EXCERPT

Inside Asian Gaming understands that Star chairperson Anne Ward has received a letter from Bally’s and its chairman, Soo Kim, outlining an offer to inject at least AU$250 million (US$158 million) in cash, as well as its proven expertise in reversing the fortunes of troubled casinos.

The deal describes an “alternative path” to the sell-off agreed with Chow Tai Fook Enterprises and Far East Consortium on Friday that would see the two companies acquire Star’s 50% stake in their joint venture Brisbane resort – but split Star Entertainment into two distinct pieces of the pie, a Brisbane slice, and Gold Coast plus Sydney slice.

The Bally’s offer reflects comments made by Kim in a recent interview with IAG in which he outlined his belief that Star offered greater potential with all of its assets retained than were it to be broken up and sold off for parts.

Kim’s letter promises Bally’s will “move quickly and enter into a binding agreement” to recapitalize Star with a capital injection of at least AU$250 million to be raised through an issue of convertible notes subordinated to Star’s principal lenders – convertible into at least 50.1% of Star’s fully diluted ordinary shares.

While the 50.1% share of Star would give Bally’s control of the company, Bally’s emphasized its willingness to own more, with the letter stating, “To be clear, we remain very open to discussing a larger transaction depending on our discussions with respect to Star’s liquidity and capital needs.

[Data items]
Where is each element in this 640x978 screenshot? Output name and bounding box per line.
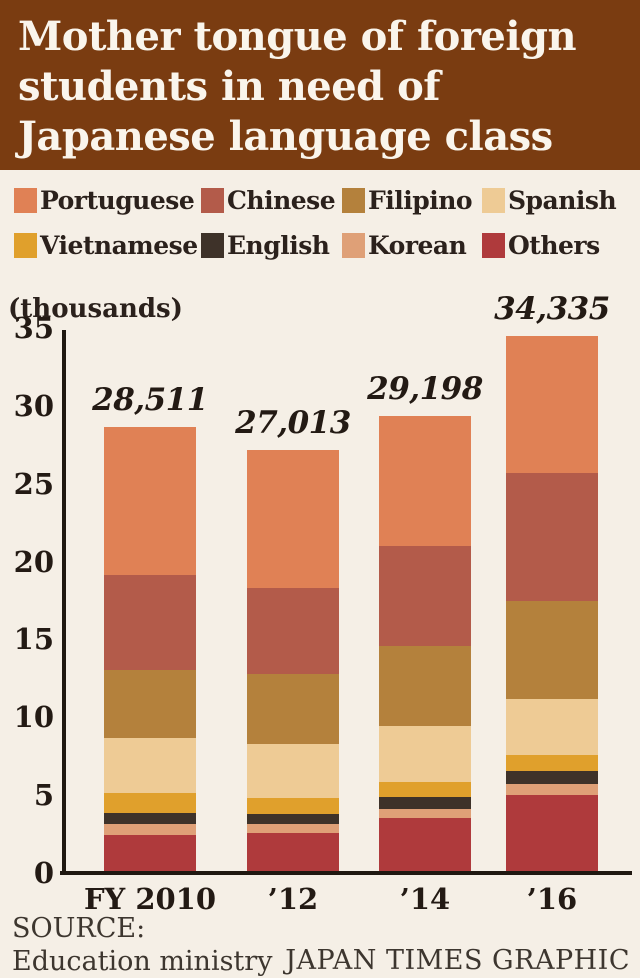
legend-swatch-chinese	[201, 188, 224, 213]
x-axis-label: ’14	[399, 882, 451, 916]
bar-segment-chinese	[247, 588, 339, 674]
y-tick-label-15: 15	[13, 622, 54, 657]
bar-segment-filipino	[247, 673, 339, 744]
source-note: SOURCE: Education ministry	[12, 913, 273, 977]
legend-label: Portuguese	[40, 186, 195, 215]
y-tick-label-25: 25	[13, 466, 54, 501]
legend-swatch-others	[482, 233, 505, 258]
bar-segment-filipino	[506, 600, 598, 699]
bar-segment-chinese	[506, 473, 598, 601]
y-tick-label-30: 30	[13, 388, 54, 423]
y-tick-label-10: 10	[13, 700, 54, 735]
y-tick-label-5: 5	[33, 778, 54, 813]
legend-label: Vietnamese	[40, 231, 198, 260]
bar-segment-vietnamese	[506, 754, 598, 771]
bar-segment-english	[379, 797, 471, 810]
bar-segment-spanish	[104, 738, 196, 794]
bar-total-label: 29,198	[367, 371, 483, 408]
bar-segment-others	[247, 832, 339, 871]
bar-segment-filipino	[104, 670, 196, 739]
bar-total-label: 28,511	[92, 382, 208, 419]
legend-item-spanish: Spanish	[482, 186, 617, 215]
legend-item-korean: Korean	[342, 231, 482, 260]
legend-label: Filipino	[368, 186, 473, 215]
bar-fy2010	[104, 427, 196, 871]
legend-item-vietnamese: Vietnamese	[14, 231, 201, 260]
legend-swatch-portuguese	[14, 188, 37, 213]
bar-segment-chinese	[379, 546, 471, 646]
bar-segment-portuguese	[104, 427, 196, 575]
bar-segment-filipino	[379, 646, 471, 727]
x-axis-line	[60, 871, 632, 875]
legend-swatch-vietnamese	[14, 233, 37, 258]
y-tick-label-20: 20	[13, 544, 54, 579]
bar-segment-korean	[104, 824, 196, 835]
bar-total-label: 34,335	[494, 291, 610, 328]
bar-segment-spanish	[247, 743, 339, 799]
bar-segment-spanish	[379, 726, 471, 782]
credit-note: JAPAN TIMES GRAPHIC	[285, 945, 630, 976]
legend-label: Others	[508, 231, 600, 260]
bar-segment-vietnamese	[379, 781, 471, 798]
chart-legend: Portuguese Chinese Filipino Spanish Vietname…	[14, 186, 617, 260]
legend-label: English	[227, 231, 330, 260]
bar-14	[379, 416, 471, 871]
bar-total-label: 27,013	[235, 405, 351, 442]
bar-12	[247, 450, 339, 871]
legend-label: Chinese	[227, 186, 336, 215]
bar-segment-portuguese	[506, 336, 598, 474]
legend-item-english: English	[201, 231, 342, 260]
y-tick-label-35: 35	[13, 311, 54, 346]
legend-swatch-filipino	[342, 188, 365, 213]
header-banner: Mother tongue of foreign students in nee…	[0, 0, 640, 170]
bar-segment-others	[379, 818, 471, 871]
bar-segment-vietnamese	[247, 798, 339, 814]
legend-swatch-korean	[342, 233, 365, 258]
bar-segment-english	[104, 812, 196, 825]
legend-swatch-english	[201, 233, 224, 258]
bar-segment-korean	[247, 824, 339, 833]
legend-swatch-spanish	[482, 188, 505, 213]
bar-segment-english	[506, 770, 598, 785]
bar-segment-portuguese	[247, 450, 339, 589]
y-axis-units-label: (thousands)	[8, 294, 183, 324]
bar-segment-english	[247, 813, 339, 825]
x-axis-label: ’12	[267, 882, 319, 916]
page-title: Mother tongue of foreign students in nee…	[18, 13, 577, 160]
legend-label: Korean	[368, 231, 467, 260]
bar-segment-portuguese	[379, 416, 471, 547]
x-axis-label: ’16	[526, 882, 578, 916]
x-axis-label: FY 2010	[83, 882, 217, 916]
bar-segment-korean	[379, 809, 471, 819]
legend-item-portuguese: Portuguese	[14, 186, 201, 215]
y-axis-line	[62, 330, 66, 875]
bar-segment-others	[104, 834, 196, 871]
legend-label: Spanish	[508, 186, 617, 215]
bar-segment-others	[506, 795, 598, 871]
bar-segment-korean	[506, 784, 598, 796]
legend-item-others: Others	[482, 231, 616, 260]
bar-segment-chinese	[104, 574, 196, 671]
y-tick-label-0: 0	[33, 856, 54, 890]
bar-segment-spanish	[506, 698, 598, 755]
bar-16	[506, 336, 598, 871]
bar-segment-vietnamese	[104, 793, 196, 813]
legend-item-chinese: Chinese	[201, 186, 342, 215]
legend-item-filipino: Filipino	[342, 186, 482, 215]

TASK SET
- 1) From the Bally's offer excerpt, extract everything from "The deal describes" down to "off for parts.".
- 2) Answer these questions using the Bally's offer excerpt:
(a) Who is Star's chairperson?
(b) What is the minimum cash amount Bally's offers to inject into Star?
(c) Into what minimum share of Star's fully diluted ordinary shares would the convertible notes convert?
None of the data items are required.

RESULTS OF THE TASKS
- 1)
The deal describes an “alternative path” to the sell-off agreed with Chow Tai Fook Enterprises and Far East Consortium on Friday that would see the two companies acquire Star’s 50% stake in their joint venture Brisbane resort – but split Star Entertainment into two distinct pieces of the pie, a Brisbane slice, and Gold Coast plus Sydney slice.

The Bally’s offer reflects comments made by Kim in a recent interview with IAG in which he outlined his belief that Star offered greater potential with all of its assets retained than were it to be broken up and sold off for parts.

- 2)
(a) Anne Ward
(b) AU$250 million (US$158 million)
(c) At least 50.1%